begin Exercise data

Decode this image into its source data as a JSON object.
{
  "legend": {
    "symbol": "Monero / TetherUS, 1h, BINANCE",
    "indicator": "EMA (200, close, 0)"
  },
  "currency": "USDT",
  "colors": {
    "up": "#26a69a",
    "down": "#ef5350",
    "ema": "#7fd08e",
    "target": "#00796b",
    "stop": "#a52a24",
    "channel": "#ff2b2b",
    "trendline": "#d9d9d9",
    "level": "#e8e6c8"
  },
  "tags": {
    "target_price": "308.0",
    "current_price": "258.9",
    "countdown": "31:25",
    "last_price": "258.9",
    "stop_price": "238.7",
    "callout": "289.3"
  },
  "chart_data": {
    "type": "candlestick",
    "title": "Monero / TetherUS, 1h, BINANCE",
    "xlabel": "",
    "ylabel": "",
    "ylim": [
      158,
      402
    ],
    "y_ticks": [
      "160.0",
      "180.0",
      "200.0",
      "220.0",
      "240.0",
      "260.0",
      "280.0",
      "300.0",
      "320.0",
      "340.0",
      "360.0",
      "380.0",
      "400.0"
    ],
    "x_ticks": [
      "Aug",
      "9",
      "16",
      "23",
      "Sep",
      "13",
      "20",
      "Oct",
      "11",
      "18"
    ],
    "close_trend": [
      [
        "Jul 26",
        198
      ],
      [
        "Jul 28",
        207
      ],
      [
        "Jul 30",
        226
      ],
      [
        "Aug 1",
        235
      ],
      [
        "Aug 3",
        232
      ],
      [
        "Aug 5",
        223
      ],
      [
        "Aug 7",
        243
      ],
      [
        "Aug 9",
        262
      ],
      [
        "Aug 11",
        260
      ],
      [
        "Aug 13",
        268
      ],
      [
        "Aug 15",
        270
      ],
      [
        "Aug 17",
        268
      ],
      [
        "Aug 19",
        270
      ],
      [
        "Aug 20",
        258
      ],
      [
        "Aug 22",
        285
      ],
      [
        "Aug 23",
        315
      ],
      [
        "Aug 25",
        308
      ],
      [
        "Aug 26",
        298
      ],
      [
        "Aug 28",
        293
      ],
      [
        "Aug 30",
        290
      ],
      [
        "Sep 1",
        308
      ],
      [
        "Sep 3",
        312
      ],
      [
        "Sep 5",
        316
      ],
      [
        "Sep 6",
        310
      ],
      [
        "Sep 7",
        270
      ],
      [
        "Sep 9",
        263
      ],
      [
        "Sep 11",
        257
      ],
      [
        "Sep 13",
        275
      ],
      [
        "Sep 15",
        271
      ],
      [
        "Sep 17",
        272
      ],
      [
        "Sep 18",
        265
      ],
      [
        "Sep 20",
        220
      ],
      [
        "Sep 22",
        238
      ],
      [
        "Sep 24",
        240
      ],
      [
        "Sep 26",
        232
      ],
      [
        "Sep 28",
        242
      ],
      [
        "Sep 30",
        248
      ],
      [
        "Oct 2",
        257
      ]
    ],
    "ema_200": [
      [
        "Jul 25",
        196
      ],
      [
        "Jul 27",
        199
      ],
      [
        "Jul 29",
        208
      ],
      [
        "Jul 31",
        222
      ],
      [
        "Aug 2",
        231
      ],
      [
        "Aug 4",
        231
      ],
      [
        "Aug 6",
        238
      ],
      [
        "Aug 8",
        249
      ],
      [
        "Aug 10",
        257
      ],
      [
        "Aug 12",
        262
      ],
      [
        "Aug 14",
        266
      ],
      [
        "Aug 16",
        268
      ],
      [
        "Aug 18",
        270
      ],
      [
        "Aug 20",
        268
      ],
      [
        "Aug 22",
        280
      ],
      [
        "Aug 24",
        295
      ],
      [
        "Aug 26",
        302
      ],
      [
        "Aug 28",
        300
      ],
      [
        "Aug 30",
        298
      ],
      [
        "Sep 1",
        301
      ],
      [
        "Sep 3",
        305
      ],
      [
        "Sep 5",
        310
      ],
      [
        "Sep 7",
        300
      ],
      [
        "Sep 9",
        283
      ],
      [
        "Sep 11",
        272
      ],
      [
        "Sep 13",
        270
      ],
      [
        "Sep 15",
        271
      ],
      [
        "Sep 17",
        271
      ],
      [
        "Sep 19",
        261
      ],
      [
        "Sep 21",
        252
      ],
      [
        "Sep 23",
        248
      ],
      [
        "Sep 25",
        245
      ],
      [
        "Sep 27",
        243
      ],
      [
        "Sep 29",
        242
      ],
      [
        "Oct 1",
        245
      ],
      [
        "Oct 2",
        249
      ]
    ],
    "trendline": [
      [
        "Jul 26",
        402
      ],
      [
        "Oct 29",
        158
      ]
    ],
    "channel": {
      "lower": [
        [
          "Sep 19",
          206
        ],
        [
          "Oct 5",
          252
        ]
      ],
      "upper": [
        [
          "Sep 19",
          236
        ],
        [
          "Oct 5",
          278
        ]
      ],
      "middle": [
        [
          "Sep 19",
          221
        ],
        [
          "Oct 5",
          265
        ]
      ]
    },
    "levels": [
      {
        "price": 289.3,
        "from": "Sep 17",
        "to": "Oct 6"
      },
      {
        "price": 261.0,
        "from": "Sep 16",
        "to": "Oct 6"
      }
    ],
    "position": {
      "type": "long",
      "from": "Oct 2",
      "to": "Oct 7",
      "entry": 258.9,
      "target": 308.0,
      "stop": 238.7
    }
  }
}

end Exercise data

▸ Set task
Pick out, from the lines above, every one that contains the string "BINANCE".

▸ Finished answer
    "symbol": "Monero / TetherUS, 1h, BINANCE",
    "title": "Monero / TetherUS, 1h, BINANCE",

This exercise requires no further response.